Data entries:

= = = = =

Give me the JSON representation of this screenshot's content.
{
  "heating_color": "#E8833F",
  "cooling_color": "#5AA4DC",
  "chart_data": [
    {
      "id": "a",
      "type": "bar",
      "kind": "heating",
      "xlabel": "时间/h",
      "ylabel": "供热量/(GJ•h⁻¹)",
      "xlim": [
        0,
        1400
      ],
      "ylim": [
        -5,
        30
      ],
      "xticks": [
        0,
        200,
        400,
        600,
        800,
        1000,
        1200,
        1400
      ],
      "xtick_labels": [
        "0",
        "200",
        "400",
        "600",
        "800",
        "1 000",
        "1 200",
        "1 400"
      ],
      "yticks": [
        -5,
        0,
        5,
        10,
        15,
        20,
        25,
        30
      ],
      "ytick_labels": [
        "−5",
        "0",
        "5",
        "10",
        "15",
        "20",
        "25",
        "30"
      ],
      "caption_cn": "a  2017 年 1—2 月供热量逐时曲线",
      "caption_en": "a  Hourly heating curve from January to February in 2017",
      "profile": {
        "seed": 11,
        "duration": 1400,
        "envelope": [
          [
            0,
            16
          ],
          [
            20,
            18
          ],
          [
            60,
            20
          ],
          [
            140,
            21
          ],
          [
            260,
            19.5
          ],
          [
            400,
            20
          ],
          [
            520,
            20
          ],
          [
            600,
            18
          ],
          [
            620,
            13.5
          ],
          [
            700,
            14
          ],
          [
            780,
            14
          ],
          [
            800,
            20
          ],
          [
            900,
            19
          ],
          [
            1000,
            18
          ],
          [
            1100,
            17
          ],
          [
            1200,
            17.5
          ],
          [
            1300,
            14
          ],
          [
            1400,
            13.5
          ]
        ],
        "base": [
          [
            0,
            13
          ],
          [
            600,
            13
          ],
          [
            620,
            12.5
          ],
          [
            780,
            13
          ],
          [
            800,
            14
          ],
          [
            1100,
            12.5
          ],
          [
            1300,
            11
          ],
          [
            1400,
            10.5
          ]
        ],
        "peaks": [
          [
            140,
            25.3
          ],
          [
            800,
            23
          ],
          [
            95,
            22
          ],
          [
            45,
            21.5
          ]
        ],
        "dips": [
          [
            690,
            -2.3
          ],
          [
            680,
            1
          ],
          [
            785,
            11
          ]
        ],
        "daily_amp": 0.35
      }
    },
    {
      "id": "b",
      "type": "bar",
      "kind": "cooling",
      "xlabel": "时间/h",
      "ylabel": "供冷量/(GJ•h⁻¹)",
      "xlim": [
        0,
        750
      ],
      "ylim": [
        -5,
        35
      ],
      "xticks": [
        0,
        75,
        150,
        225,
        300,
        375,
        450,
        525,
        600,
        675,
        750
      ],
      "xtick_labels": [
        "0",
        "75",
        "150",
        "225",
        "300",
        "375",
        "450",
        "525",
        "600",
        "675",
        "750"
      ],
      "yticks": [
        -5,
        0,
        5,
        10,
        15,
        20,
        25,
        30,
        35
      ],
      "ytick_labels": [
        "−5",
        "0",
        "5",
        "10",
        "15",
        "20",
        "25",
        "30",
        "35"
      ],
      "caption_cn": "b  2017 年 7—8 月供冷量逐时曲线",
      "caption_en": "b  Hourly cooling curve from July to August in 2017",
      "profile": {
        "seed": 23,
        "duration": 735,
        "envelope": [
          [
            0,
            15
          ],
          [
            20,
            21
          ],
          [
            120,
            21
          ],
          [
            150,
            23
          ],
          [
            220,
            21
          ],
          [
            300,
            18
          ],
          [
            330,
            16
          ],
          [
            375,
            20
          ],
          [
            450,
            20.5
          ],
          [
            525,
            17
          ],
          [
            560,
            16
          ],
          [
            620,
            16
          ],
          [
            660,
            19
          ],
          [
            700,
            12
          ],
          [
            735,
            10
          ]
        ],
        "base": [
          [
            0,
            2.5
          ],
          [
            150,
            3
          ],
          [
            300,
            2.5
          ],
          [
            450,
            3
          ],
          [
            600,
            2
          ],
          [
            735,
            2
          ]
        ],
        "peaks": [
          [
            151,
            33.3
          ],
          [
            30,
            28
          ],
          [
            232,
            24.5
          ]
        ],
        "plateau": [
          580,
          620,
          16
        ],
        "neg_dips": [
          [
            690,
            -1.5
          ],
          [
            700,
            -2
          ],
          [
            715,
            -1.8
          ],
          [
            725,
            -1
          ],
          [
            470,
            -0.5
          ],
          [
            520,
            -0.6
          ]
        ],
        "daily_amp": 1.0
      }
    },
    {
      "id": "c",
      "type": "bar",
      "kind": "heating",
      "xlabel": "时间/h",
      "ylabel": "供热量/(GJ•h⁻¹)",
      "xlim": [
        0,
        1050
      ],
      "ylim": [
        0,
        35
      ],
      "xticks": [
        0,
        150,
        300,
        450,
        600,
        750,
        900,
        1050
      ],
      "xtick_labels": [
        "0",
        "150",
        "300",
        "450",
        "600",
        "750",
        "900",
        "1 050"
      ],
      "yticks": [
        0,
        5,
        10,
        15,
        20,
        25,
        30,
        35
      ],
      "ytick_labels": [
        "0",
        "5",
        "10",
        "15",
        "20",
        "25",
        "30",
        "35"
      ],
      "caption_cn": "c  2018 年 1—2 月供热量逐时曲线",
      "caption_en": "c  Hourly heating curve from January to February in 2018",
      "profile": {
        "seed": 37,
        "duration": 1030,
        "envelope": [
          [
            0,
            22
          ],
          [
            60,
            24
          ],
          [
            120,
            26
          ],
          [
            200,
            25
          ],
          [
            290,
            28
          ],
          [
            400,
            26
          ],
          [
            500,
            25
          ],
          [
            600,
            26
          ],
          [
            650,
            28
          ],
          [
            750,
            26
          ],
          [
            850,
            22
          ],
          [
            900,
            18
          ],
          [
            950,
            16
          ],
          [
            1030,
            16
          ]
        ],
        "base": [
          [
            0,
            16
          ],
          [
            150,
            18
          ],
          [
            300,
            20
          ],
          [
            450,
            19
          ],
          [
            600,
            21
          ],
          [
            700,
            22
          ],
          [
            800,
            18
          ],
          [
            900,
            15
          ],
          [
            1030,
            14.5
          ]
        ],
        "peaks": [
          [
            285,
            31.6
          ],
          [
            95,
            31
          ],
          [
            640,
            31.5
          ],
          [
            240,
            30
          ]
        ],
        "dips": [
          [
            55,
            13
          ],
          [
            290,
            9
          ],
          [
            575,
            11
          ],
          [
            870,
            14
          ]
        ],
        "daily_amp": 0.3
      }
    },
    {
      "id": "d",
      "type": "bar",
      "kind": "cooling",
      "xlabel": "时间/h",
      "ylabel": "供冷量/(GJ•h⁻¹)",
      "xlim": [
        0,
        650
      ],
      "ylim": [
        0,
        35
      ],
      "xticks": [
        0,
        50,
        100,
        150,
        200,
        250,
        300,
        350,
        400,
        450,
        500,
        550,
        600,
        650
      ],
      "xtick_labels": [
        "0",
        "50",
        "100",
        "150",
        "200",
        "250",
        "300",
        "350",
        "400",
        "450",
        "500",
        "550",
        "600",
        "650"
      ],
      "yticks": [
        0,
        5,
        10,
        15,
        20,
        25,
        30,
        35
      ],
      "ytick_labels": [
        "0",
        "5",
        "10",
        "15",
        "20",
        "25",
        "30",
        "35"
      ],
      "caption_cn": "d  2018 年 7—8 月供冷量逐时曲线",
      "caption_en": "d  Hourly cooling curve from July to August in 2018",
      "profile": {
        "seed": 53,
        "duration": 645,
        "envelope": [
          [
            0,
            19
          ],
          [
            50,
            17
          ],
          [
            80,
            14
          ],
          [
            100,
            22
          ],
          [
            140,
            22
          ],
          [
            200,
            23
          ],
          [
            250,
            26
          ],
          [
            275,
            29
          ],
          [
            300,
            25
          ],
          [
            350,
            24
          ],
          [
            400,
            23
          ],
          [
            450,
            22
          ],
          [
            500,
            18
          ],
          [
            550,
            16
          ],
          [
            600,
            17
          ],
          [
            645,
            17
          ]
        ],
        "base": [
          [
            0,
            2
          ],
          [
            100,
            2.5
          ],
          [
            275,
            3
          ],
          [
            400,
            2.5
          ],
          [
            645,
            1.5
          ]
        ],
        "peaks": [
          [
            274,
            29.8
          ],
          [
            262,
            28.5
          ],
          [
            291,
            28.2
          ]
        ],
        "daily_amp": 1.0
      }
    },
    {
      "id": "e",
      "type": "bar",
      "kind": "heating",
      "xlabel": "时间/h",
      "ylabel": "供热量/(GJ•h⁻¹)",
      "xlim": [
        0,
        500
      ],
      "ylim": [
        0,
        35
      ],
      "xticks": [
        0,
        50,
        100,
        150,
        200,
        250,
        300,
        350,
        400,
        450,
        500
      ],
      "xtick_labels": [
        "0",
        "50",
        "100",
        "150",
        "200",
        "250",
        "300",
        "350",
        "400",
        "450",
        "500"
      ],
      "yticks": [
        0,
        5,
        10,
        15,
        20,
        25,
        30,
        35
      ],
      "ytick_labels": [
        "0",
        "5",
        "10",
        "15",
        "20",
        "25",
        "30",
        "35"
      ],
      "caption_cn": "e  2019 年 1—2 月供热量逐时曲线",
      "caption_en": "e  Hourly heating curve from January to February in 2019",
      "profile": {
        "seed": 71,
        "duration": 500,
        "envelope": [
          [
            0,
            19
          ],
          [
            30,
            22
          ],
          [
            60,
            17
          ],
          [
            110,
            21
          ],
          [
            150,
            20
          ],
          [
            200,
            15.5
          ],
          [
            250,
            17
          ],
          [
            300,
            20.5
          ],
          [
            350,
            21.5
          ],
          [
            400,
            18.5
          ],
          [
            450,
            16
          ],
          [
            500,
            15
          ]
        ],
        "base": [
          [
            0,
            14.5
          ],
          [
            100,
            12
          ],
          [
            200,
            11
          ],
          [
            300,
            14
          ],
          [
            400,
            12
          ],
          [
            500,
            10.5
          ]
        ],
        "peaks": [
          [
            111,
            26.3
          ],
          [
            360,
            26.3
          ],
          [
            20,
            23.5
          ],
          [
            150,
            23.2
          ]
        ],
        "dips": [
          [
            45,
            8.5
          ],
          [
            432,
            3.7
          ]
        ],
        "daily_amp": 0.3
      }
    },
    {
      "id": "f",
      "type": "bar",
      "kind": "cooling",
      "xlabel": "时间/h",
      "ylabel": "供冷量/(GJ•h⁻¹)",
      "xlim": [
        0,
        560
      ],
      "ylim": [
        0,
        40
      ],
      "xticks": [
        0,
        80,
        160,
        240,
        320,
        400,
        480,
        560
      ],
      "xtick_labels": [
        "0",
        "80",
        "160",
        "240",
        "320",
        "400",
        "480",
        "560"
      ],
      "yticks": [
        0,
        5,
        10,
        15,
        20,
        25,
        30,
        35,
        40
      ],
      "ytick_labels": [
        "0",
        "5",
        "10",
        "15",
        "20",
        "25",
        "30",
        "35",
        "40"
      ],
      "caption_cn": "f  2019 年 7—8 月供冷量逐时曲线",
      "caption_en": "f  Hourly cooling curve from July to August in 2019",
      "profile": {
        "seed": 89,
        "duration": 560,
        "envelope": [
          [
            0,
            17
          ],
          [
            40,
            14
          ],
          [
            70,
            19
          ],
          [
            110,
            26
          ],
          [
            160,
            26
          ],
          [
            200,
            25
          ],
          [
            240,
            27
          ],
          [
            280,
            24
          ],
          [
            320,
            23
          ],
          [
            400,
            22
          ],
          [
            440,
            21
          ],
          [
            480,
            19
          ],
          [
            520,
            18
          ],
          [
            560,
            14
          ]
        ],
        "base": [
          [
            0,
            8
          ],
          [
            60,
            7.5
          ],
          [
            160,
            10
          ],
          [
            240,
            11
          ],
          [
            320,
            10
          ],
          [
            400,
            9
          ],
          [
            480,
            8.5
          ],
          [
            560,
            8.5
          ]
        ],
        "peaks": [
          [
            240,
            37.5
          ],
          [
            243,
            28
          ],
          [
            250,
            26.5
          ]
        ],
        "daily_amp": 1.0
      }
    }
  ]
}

= = = = =

** DIRECTION **
Look through the entries above. Extract each line with the word "August".

** ANSWER TO THE PROBLEM **
      "caption_en": "b  Hourly cooling curve from July to August in 2017",
      "caption_en": "d  Hourly cooling curve from July to August in 2018",
      "caption_en": "f  Hourly cooling curve from July to August in 2019",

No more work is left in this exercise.